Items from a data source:
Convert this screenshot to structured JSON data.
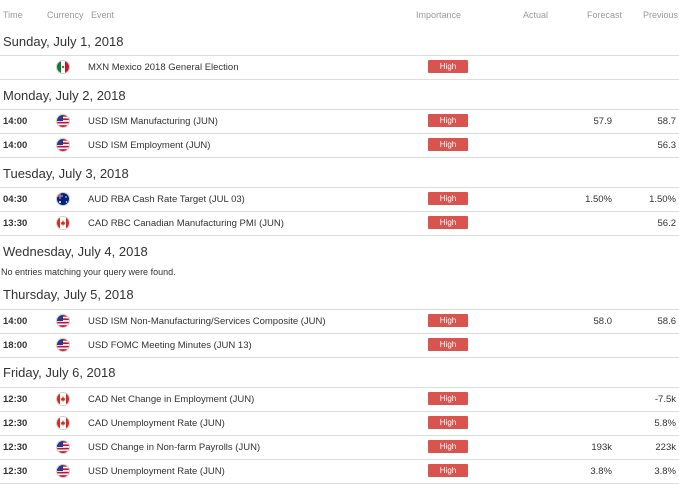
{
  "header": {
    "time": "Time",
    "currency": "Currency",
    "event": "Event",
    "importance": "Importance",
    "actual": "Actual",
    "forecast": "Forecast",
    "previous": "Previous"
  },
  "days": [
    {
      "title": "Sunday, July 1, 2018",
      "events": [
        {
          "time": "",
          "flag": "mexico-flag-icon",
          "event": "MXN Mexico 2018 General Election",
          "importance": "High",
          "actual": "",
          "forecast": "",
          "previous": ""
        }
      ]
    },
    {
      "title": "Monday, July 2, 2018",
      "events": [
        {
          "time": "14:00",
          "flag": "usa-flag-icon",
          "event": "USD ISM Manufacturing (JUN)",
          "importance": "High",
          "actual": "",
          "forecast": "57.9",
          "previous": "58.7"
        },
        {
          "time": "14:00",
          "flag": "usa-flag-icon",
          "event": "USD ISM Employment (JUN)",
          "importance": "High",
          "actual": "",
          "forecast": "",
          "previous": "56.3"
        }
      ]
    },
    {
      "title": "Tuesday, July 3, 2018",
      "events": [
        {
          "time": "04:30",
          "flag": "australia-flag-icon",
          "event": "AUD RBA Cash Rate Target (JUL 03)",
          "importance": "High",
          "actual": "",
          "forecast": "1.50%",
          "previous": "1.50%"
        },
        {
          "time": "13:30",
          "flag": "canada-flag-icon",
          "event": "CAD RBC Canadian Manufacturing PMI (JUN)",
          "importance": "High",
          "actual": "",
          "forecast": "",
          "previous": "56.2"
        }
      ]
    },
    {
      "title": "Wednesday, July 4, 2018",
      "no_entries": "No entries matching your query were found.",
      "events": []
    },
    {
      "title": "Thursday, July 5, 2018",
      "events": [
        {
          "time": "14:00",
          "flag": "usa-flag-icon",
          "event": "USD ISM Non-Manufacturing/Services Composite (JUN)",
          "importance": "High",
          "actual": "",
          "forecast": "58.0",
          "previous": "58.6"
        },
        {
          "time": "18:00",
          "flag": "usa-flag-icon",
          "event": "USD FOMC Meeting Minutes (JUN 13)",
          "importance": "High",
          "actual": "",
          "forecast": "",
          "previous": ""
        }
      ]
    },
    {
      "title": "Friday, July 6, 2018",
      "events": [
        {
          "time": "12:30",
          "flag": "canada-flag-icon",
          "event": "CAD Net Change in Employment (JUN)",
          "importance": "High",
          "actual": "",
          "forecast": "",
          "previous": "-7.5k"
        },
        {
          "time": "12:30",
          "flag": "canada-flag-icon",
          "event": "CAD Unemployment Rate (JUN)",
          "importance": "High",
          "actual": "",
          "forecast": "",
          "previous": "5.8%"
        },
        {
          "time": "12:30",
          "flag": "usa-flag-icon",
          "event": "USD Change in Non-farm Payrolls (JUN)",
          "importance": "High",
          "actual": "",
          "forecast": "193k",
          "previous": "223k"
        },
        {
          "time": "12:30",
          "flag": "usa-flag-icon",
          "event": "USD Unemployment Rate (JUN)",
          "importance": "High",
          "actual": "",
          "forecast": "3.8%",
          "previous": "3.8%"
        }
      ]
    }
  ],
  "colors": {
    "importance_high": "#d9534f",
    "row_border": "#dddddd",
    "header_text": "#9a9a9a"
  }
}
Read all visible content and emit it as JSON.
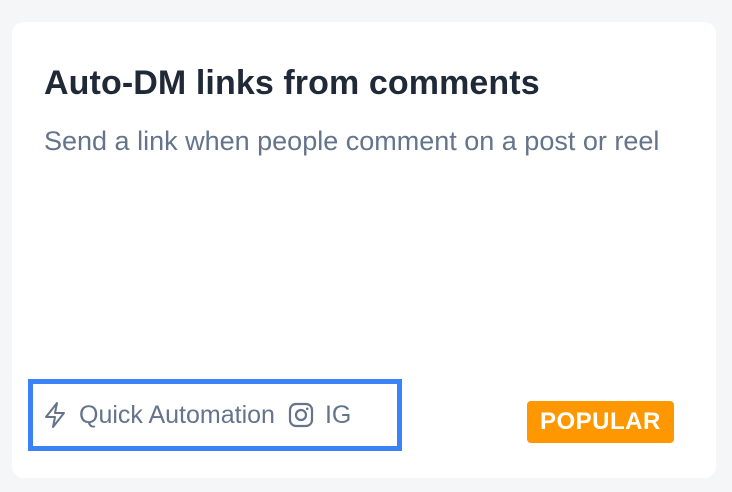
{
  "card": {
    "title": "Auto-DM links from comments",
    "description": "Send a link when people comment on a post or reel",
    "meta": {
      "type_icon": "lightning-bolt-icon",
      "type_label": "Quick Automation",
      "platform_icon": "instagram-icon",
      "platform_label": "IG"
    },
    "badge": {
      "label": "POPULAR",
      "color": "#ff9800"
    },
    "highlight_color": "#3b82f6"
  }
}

...

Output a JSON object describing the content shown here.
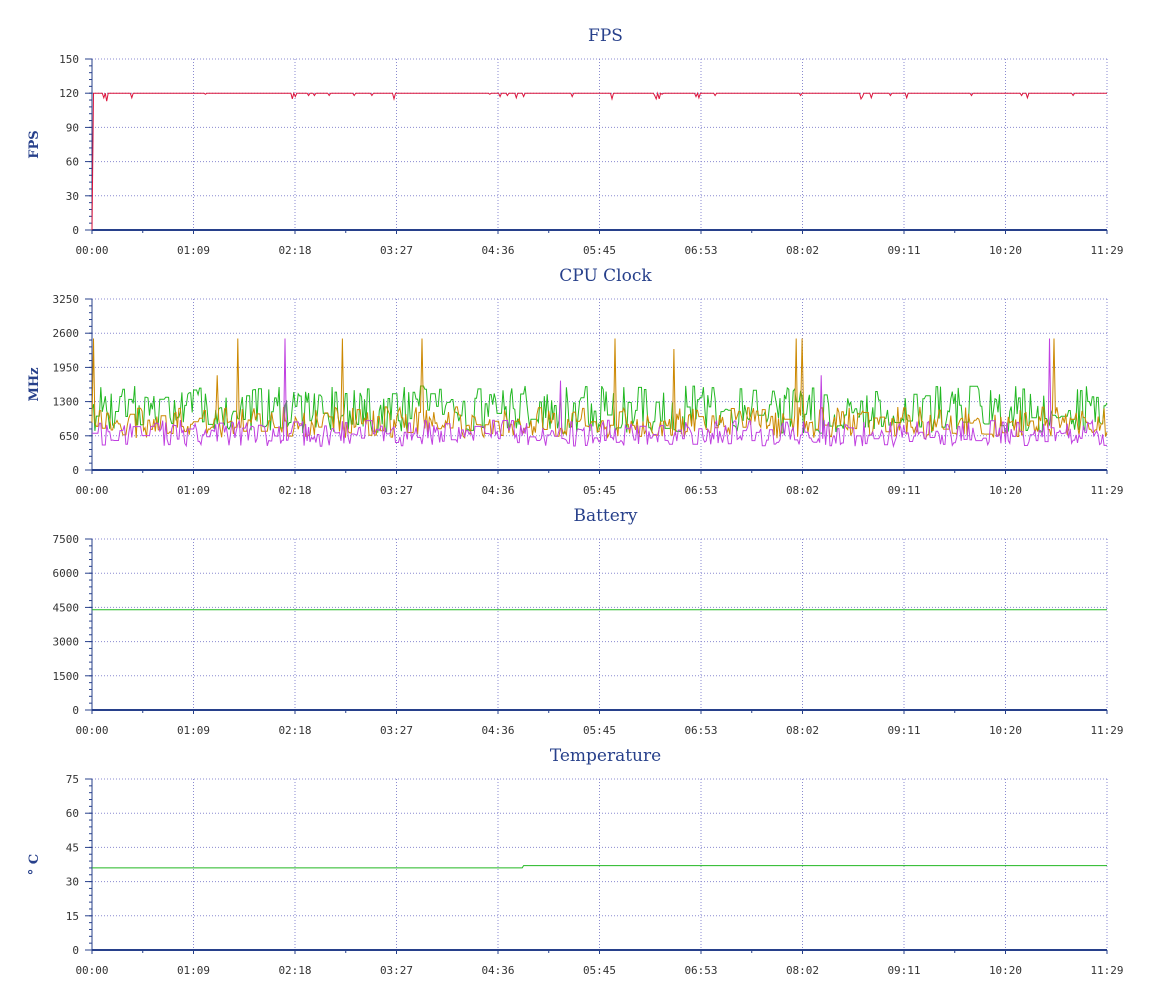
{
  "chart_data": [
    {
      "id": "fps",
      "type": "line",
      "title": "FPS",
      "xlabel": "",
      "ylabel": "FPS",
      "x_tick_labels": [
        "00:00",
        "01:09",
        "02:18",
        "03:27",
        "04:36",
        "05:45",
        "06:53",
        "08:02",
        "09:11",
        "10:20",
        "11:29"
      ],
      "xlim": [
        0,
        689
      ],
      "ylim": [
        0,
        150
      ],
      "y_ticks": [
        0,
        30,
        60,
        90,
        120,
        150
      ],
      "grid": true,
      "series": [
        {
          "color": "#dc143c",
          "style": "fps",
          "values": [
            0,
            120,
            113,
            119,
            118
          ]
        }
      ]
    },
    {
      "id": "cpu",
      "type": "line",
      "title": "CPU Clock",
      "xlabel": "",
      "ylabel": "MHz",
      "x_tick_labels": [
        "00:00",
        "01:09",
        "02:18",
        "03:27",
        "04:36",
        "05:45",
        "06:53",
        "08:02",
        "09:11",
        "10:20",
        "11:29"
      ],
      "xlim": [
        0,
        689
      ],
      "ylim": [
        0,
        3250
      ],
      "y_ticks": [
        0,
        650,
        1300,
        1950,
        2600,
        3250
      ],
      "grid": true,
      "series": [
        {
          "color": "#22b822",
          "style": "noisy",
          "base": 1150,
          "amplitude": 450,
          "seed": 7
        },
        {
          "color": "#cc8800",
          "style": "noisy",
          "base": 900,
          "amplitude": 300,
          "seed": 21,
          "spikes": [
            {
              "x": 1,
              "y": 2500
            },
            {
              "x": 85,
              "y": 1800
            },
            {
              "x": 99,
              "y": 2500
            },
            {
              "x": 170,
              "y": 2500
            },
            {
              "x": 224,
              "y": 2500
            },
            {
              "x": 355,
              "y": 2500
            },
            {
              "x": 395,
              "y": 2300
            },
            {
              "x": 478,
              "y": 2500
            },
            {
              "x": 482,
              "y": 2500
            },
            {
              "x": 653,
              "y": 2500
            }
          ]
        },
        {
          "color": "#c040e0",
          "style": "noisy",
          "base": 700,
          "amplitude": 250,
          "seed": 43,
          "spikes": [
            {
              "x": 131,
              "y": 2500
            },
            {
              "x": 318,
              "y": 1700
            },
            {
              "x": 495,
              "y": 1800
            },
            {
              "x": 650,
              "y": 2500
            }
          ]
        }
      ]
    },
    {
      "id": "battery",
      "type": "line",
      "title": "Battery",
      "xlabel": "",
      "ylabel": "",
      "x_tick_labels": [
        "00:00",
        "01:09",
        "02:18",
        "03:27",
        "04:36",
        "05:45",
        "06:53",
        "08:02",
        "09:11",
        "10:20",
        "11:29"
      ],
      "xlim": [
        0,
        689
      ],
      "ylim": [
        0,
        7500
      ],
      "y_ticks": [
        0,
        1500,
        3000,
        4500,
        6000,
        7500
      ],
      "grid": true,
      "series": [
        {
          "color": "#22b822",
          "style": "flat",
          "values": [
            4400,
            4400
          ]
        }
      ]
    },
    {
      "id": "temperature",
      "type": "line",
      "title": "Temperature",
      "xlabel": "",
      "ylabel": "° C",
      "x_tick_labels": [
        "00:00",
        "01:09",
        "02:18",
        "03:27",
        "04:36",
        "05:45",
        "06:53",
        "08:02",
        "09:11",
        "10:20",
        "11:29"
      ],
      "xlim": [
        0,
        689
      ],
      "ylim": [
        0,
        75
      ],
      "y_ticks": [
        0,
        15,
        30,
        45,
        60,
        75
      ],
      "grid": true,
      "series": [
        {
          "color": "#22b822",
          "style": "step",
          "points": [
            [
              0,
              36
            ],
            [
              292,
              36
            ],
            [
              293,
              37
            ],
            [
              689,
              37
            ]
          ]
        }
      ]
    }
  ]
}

» **WHAT YOU NEED TO DO**
Copy out the lines that hold "Manufacturing".

» **WORKED ANSWER**
          "event": "USD ISM Manufacturing (JUN)",
          "event": "CAD RBC Canadian Manufacturing PMI (JUN)",
          "event": "USD ISM Non-Manufacturing/Services Composite (JUN)",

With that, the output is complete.